— begin RECORDS SUPPLIED —

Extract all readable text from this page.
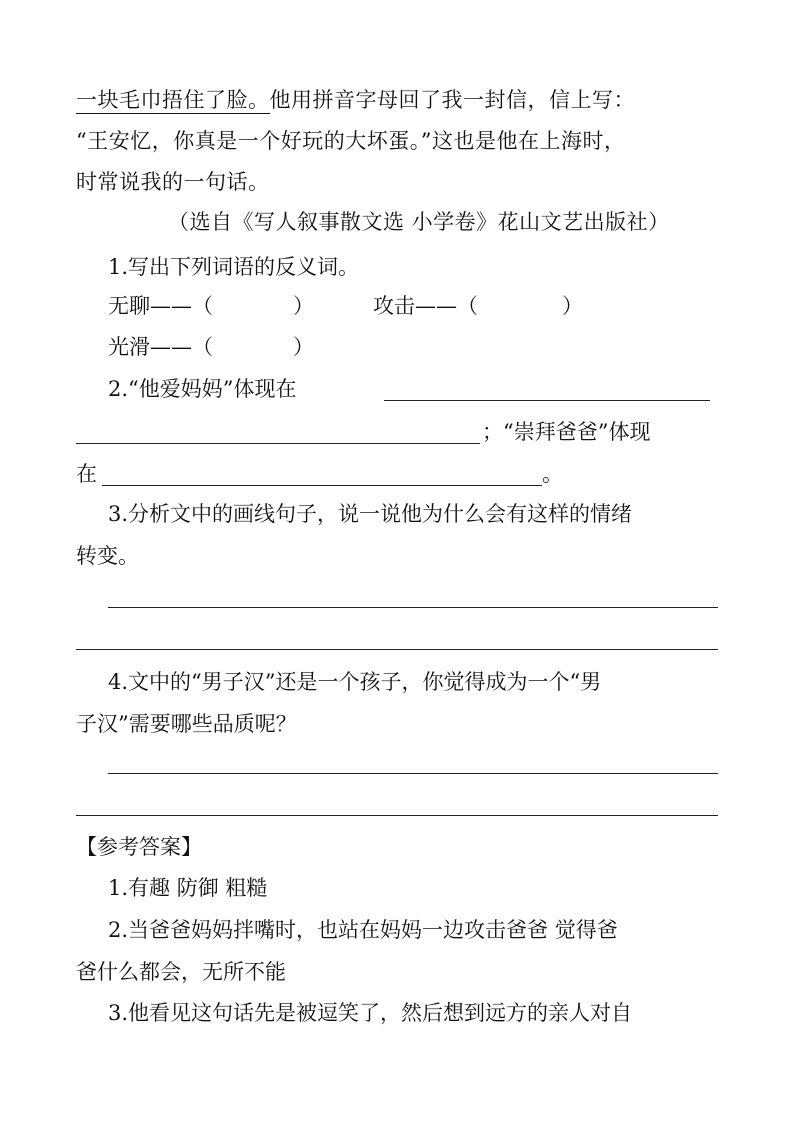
一块毛巾捂住了脸。他用拼音字母回了我一封信，信上写：
“王安忆，你真是一个好玩的大坏蛋。”这也是他在上海时，
时常说我的一句话。
（选自《写人叙事散文选 小学卷》花山文艺出版社）
1.写出下列词语的反义词。
无聊——（	）	攻击——（	）
光滑——（	）
2.“他爱妈妈”体现在
；“崇拜爸爸”体现
在	。
3.分析文中的画线句子，说一说他为什么会有这样的情绪
转变。
4.文中的“男子汉”还是一个孩子，你觉得成为一个“男
子汉”需要哪些品质呢？
【参考答案】
1.有趣 防御 粗糙
2.当爸爸妈妈拌嘴时，也站在妈妈一边攻击爸爸 觉得爸
爸什么都会，无所不能
3.他看见这句话先是被逗笑了，然后想到远方的亲人对自
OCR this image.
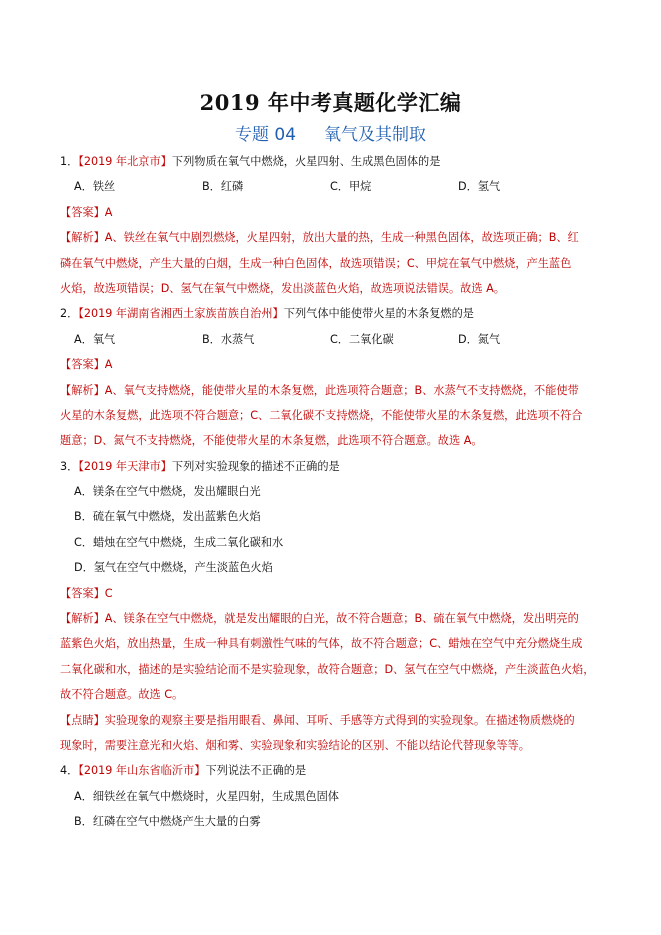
2019 年中考真题化学汇编
专题 04 氧气及其制取
1．【2019 年北京市】下列物质在氧气中燃烧，火星四射、生成黑色固体的是
A．铁丝	B．红磷	C．甲烷	D．氢气
【答案】A
【解析】A、铁丝在氧气中剧烈燃烧，火星四射，放出大量的热，生成一种黑色固体，故选项正确；B、红
磷在氧气中燃烧，产生大量的白烟，生成一种白色固体，故选项错误；C、甲烷在氧气中燃烧，产生蓝色
火焰，故选项错误；D、氢气在氧气中燃烧，发出淡蓝色火焰，故选项说法错误。故选 A。
2．【2019 年湖南省湘西土家族苗族自治州】下列气体中能使带火星的木条复燃的是
A．氧气	B．水蒸气	C．二氧化碳	D．氮气
【答案】A
【解析】A、氧气支持燃烧，能使带火星的木条复燃，此选项符合题意；B、水蒸气不支持燃烧，不能使带
火星的木条复燃，此选项不符合题意；C、二氧化碳不支持燃烧，不能使带火星的木条复燃，此选项不符合
题意；D、氮气不支持燃烧，不能使带火星的木条复燃，此选项不符合题意。故选 A。
3．【2019 年天津市】下列对实验现象的描述不正确的是
A．镁条在空气中燃烧，发出耀眼白光
B．硫在氧气中燃烧，发出蓝紫色火焰
C．蜡烛在空气中燃烧，生成二氧化碳和水
D．氢气在空气中燃烧，产生淡蓝色火焰
【答案】C
【解析】A、镁条在空气中燃烧，就是发出耀眼的白光，故不符合题意；B、硫在氧气中燃烧，发出明亮的
蓝紫色火焰，放出热量，生成一种具有刺激性气味的气体，故不符合题意；C、蜡烛在空气中充分燃烧生成
二氧化碳和水，描述的是实验结论而不是实验现象，故符合题意；D、氢气在空气中燃烧，产生淡蓝色火焰，
故不符合题意。故选 C。
【点睛】实验现象的观察主要是指用眼看、鼻闻、耳听、手感等方式得到的实验现象。在描述物质燃烧的
现象时，需要注意光和火焰、烟和雾、实验现象和实验结论的区别、不能以结论代替现象等等。
4．【2019 年山东省临沂市】下列说法不正确的是
A．细铁丝在氧气中燃烧时，火星四射，生成黑色固体
B．红磷在空气中燃烧产生大量的白雾
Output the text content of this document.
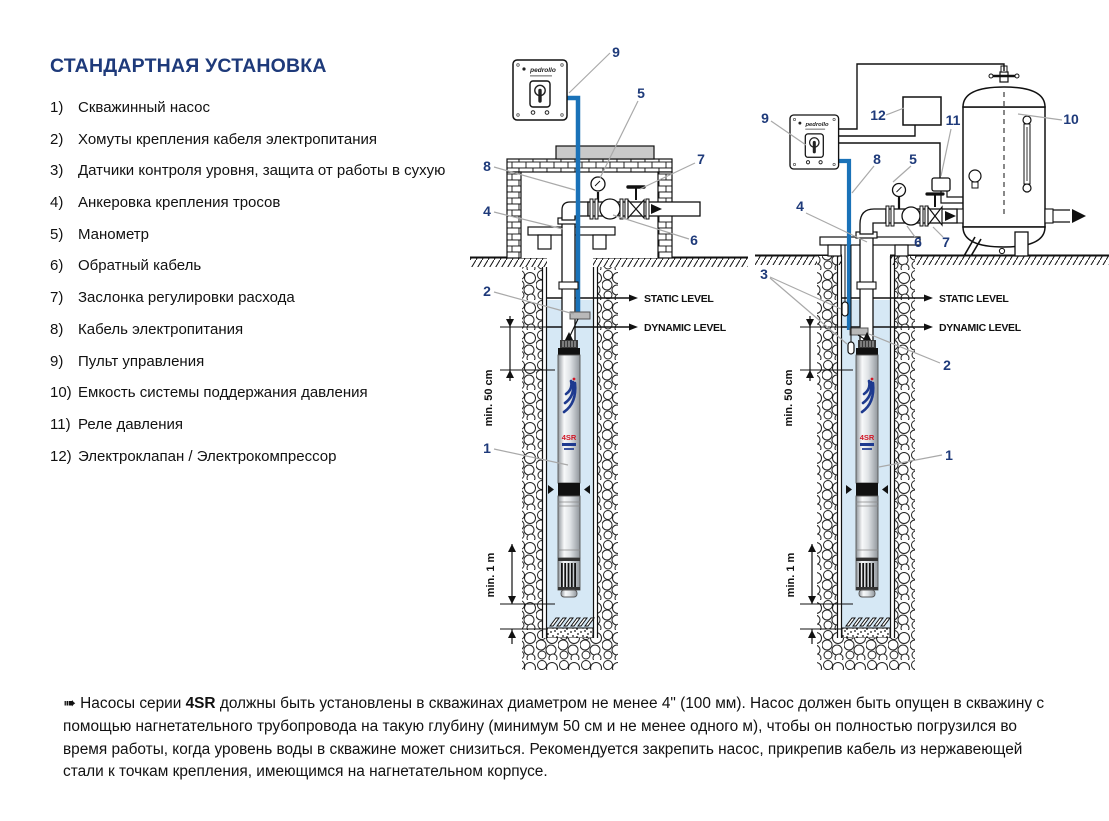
СТАНДАРТНАЯ УСТАНОВКА
1) Скважинный насос
2) Хомуты крепления кабеля электропитания
3) Датчики контроля уровня, защита от работы в сухую
4) Анкеровка крепления тросов
5) Манометр
6) Обратный кабель
7) Заслонка регулировки расхода
8) Кабель электропитания
9) Пульт управления
10) Емкость системы поддержания давления
11) Реле давления
12) Электроклапан / Электрокомпрессор
pedrollo
4SR
STATIC LEVEL
DYNAMIC LEVEL
min. 50 cm
min. 1 m
9
5
7
8
4
6
2
1
STATIC LEVEL
DYNAMIC LEVEL
min. 50 cm
min. 1 m
9	12	11	10
8 5
4
6 7
3
2
1

➠ Насосы серии 4SR должны быть установлены в скважинах диаметром не менее 4" (100 мм). Насос должен быть опущен в скважину с помощью нагнетательного трубопровода на такую глубину (минимум 50 см и не менее одного м), чтобы он полностью погрузился во время работы, когда уровень воды в скважине может снизиться. Рекомендуется закрепить насос, прикрепив кабель из нержавеющей стали к точкам крепления, имеющимся на нагнетательном корпусе.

— end RECORDS SUPPLIED —

• _EXERCISE PROMPT_
Print each line of the material above exactly, with the pictures removed from your copy.

• _ANSWER_
Extract all readable text from this page.
一块毛巾捂住了脸。他用拼音字母回了我一封信，信上写：
“王安忆，你真是一个好玩的大坏蛋。”这也是他在上海时，
时常说我的一句话。
（选自《写人叙事散文选 小学卷》花山文艺出版社）
1.写出下列词语的反义词。
无聊——（	）	攻击——（	）
光滑——（	）
2.“他爱妈妈”体现在
；“崇拜爸爸”体现
在	。
3.分析文中的画线句子，说一说他为什么会有这样的情绪
转变。
4.文中的“男子汉”还是一个孩子，你觉得成为一个“男
子汉”需要哪些品质呢？
【参考答案】
1.有趣 防御 粗糙
2.当爸爸妈妈拌嘴时，也站在妈妈一边攻击爸爸 觉得爸
爸什么都会，无所不能
3.他看见这句话先是被逗笑了，然后想到远方的亲人对自
OCR this image.
2019 年中考真题化学汇编
专题 04 氧气及其制取
1．【2019 年北京市】下列物质在氧气中燃烧，火星四射、生成黑色固体的是
A．铁丝	B．红磷	C．甲烷	D．氢气
【答案】A
【解析】A、铁丝在氧气中剧烈燃烧，火星四射，放出大量的热，生成一种黑色固体，故选项正确；B、红
磷在氧气中燃烧，产生大量的白烟，生成一种白色固体，故选项错误；C、甲烷在氧气中燃烧，产生蓝色
火焰，故选项错误；D、氢气在氧气中燃烧，发出淡蓝色火焰，故选项说法错误。故选 A。
2．【2019 年湖南省湘西土家族苗族自治州】下列气体中能使带火星的木条复燃的是
A．氧气	B．水蒸气	C．二氧化碳	D．氮气
【答案】A
【解析】A、氧气支持燃烧，能使带火星的木条复燃，此选项符合题意；B、水蒸气不支持燃烧，不能使带
火星的木条复燃，此选项不符合题意；C、二氧化碳不支持燃烧，不能使带火星的木条复燃，此选项不符合
题意；D、氮气不支持燃烧，不能使带火星的木条复燃，此选项不符合题意。故选 A。
3．【2019 年天津市】下列对实验现象的描述不正确的是
A．镁条在空气中燃烧，发出耀眼白光
B．硫在氧气中燃烧，发出蓝紫色火焰
C．蜡烛在空气中燃烧，生成二氧化碳和水
D．氢气在空气中燃烧，产生淡蓝色火焰
【答案】C
【解析】A、镁条在空气中燃烧，就是发出耀眼的白光，故不符合题意；B、硫在氧气中燃烧，发出明亮的
蓝紫色火焰，放出热量，生成一种具有刺激性气味的气体，故不符合题意；C、蜡烛在空气中充分燃烧生成
二氧化碳和水，描述的是实验结论而不是实验现象，故符合题意；D、氢气在空气中燃烧，产生淡蓝色火焰，
故不符合题意。故选 C。
【点睛】实验现象的观察主要是指用眼看、鼻闻、耳听、手感等方式得到的实验现象。在描述物质燃烧的
现象时，需要注意光和火焰、烟和雾、实验现象和实验结论的区别、不能以结论代替现象等等。
4．【2019 年山东省临沂市】下列说法不正确的是
A．细铁丝在氧气中燃烧时，火星四射，生成黑色固体
B．红磷在空气中燃烧产生大量的白雾
Output the text content of this document.
СТАНДАРТНАЯ УСТАНОВКА
1) Скважинный насос
2) Хомуты крепления кабеля электропитания
3) Датчики контроля уровня, защита от работы в сухую
4) Анкеровка крепления тросов
5) Манометр
6) Обратный кабель
7) Заслонка регулировки расхода
8) Кабель электропитания
9) Пульт управления
10) Емкость системы поддержания давления
11) Реле давления
12) Электроклапан / Электрокомпрессор
pedrollo
4SR
STATIC LEVEL
DYNAMIC LEVEL
min. 50 cm
min. 1 m
9
5
7
8
4
6
2
1
STATIC LEVEL
DYNAMIC LEVEL
min. 50 cm
min. 1 m
9	12	11	10
8 5
4
6 7
3
2
1

➠ Насосы серии 4SR должны быть установлены в скважинах диаметром не менее 4" (100 мм). Насос должен быть опущен в скважину с помощью нагнетательного трубопровода на такую глубину (минимум 50 см и не менее одного м), чтобы он полностью погрузился во время работы, когда уровень воды в скважине может снизиться. Рекомендуется закрепить насос, прикрепив кабель из нержавеющей стали к точкам крепления, имеющимся на нагнетательном корпусе.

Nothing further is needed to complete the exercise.